- AIM: Pictures do not belong in your copy. Repeat all the other data exactly.
━━ RECORDS SUPPLIED ━━
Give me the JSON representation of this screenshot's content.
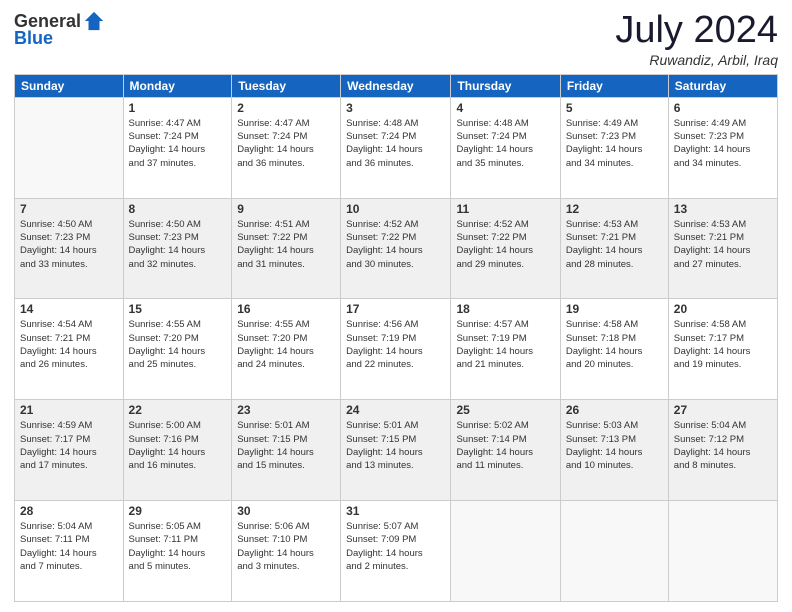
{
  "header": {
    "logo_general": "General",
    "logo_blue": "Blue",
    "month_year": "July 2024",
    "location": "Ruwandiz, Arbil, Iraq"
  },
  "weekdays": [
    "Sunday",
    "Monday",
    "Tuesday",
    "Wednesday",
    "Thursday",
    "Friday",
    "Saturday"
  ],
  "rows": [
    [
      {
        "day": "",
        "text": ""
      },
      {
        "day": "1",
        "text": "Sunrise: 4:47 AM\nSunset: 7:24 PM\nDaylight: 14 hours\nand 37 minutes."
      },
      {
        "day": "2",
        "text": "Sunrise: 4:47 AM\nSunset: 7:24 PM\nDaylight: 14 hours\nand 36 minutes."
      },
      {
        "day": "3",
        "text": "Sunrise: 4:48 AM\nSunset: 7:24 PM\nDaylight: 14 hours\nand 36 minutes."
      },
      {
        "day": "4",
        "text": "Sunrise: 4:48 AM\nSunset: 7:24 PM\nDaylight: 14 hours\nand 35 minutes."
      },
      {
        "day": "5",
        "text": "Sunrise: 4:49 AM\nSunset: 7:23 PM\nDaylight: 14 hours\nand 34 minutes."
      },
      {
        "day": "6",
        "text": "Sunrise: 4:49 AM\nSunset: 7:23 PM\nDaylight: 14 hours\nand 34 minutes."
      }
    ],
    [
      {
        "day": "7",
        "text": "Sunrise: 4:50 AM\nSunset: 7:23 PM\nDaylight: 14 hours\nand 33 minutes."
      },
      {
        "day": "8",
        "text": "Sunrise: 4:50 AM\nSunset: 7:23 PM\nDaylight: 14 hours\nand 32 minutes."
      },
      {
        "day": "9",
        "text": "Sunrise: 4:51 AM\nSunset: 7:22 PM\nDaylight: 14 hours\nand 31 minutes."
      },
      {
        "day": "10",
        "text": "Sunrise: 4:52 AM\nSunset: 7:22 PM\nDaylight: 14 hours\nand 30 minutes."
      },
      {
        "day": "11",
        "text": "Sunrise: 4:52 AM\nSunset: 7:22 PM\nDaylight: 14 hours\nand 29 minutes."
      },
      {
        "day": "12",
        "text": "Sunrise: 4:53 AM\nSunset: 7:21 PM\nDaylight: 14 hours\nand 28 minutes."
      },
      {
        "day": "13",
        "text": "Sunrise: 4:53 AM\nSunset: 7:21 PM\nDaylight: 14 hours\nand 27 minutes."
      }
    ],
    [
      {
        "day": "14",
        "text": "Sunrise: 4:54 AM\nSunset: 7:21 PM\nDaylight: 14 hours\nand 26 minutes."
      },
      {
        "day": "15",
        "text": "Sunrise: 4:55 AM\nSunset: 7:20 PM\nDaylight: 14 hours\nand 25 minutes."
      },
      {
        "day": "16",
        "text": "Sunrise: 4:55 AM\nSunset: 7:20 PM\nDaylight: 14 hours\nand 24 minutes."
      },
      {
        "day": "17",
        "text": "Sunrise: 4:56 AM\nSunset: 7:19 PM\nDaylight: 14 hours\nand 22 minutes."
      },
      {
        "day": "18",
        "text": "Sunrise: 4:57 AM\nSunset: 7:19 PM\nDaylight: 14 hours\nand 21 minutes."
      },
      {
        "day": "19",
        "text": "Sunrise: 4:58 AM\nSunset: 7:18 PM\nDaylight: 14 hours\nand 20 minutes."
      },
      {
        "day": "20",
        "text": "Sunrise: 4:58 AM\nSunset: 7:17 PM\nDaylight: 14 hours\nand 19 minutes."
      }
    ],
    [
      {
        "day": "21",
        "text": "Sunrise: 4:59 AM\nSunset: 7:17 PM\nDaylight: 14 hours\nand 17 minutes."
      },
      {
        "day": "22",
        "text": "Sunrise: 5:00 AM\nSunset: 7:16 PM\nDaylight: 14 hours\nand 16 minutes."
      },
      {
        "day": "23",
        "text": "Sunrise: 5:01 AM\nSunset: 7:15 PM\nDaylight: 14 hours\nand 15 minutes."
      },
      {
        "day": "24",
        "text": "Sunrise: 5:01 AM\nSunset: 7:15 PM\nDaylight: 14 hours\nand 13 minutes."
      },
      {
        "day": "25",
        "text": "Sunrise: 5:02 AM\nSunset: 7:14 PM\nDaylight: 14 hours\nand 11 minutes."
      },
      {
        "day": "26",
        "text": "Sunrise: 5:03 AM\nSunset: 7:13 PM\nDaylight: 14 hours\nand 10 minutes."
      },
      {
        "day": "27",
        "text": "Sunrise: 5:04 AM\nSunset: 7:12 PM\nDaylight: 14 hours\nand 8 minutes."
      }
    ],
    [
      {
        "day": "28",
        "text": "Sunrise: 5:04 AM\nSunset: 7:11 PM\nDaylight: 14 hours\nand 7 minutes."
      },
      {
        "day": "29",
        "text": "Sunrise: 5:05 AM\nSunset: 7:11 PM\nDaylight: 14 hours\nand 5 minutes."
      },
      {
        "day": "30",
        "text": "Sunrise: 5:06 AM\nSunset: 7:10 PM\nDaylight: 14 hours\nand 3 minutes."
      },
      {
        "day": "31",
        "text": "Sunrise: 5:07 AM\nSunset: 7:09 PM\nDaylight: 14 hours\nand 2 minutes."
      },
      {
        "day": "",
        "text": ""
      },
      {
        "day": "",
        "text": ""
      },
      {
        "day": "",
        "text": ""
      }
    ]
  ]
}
━━━
- EXERCISE ANSWER:
Give me the JSON representation of this screenshot's content.
{
  "header": {
    "logo_general": "General",
    "logo_blue": "Blue",
    "month_year": "July 2024",
    "location": "Ruwandiz, Arbil, Iraq"
  },
  "weekdays": [
    "Sunday",
    "Monday",
    "Tuesday",
    "Wednesday",
    "Thursday",
    "Friday",
    "Saturday"
  ],
  "rows": [
    [
      {
        "day": "",
        "text": ""
      },
      {
        "day": "1",
        "text": "Sunrise: 4:47 AM\nSunset: 7:24 PM\nDaylight: 14 hours\nand 37 minutes."
      },
      {
        "day": "2",
        "text": "Sunrise: 4:47 AM\nSunset: 7:24 PM\nDaylight: 14 hours\nand 36 minutes."
      },
      {
        "day": "3",
        "text": "Sunrise: 4:48 AM\nSunset: 7:24 PM\nDaylight: 14 hours\nand 36 minutes."
      },
      {
        "day": "4",
        "text": "Sunrise: 4:48 AM\nSunset: 7:24 PM\nDaylight: 14 hours\nand 35 minutes."
      },
      {
        "day": "5",
        "text": "Sunrise: 4:49 AM\nSunset: 7:23 PM\nDaylight: 14 hours\nand 34 minutes."
      },
      {
        "day": "6",
        "text": "Sunrise: 4:49 AM\nSunset: 7:23 PM\nDaylight: 14 hours\nand 34 minutes."
      }
    ],
    [
      {
        "day": "7",
        "text": "Sunrise: 4:50 AM\nSunset: 7:23 PM\nDaylight: 14 hours\nand 33 minutes."
      },
      {
        "day": "8",
        "text": "Sunrise: 4:50 AM\nSunset: 7:23 PM\nDaylight: 14 hours\nand 32 minutes."
      },
      {
        "day": "9",
        "text": "Sunrise: 4:51 AM\nSunset: 7:22 PM\nDaylight: 14 hours\nand 31 minutes."
      },
      {
        "day": "10",
        "text": "Sunrise: 4:52 AM\nSunset: 7:22 PM\nDaylight: 14 hours\nand 30 minutes."
      },
      {
        "day": "11",
        "text": "Sunrise: 4:52 AM\nSunset: 7:22 PM\nDaylight: 14 hours\nand 29 minutes."
      },
      {
        "day": "12",
        "text": "Sunrise: 4:53 AM\nSunset: 7:21 PM\nDaylight: 14 hours\nand 28 minutes."
      },
      {
        "day": "13",
        "text": "Sunrise: 4:53 AM\nSunset: 7:21 PM\nDaylight: 14 hours\nand 27 minutes."
      }
    ],
    [
      {
        "day": "14",
        "text": "Sunrise: 4:54 AM\nSunset: 7:21 PM\nDaylight: 14 hours\nand 26 minutes."
      },
      {
        "day": "15",
        "text": "Sunrise: 4:55 AM\nSunset: 7:20 PM\nDaylight: 14 hours\nand 25 minutes."
      },
      {
        "day": "16",
        "text": "Sunrise: 4:55 AM\nSunset: 7:20 PM\nDaylight: 14 hours\nand 24 minutes."
      },
      {
        "day": "17",
        "text": "Sunrise: 4:56 AM\nSunset: 7:19 PM\nDaylight: 14 hours\nand 22 minutes."
      },
      {
        "day": "18",
        "text": "Sunrise: 4:57 AM\nSunset: 7:19 PM\nDaylight: 14 hours\nand 21 minutes."
      },
      {
        "day": "19",
        "text": "Sunrise: 4:58 AM\nSunset: 7:18 PM\nDaylight: 14 hours\nand 20 minutes."
      },
      {
        "day": "20",
        "text": "Sunrise: 4:58 AM\nSunset: 7:17 PM\nDaylight: 14 hours\nand 19 minutes."
      }
    ],
    [
      {
        "day": "21",
        "text": "Sunrise: 4:59 AM\nSunset: 7:17 PM\nDaylight: 14 hours\nand 17 minutes."
      },
      {
        "day": "22",
        "text": "Sunrise: 5:00 AM\nSunset: 7:16 PM\nDaylight: 14 hours\nand 16 minutes."
      },
      {
        "day": "23",
        "text": "Sunrise: 5:01 AM\nSunset: 7:15 PM\nDaylight: 14 hours\nand 15 minutes."
      },
      {
        "day": "24",
        "text": "Sunrise: 5:01 AM\nSunset: 7:15 PM\nDaylight: 14 hours\nand 13 minutes."
      },
      {
        "day": "25",
        "text": "Sunrise: 5:02 AM\nSunset: 7:14 PM\nDaylight: 14 hours\nand 11 minutes."
      },
      {
        "day": "26",
        "text": "Sunrise: 5:03 AM\nSunset: 7:13 PM\nDaylight: 14 hours\nand 10 minutes."
      },
      {
        "day": "27",
        "text": "Sunrise: 5:04 AM\nSunset: 7:12 PM\nDaylight: 14 hours\nand 8 minutes."
      }
    ],
    [
      {
        "day": "28",
        "text": "Sunrise: 5:04 AM\nSunset: 7:11 PM\nDaylight: 14 hours\nand 7 minutes."
      },
      {
        "day": "29",
        "text": "Sunrise: 5:05 AM\nSunset: 7:11 PM\nDaylight: 14 hours\nand 5 minutes."
      },
      {
        "day": "30",
        "text": "Sunrise: 5:06 AM\nSunset: 7:10 PM\nDaylight: 14 hours\nand 3 minutes."
      },
      {
        "day": "31",
        "text": "Sunrise: 5:07 AM\nSunset: 7:09 PM\nDaylight: 14 hours\nand 2 minutes."
      },
      {
        "day": "",
        "text": ""
      },
      {
        "day": "",
        "text": ""
      },
      {
        "day": "",
        "text": ""
      }
    ]
  ]
}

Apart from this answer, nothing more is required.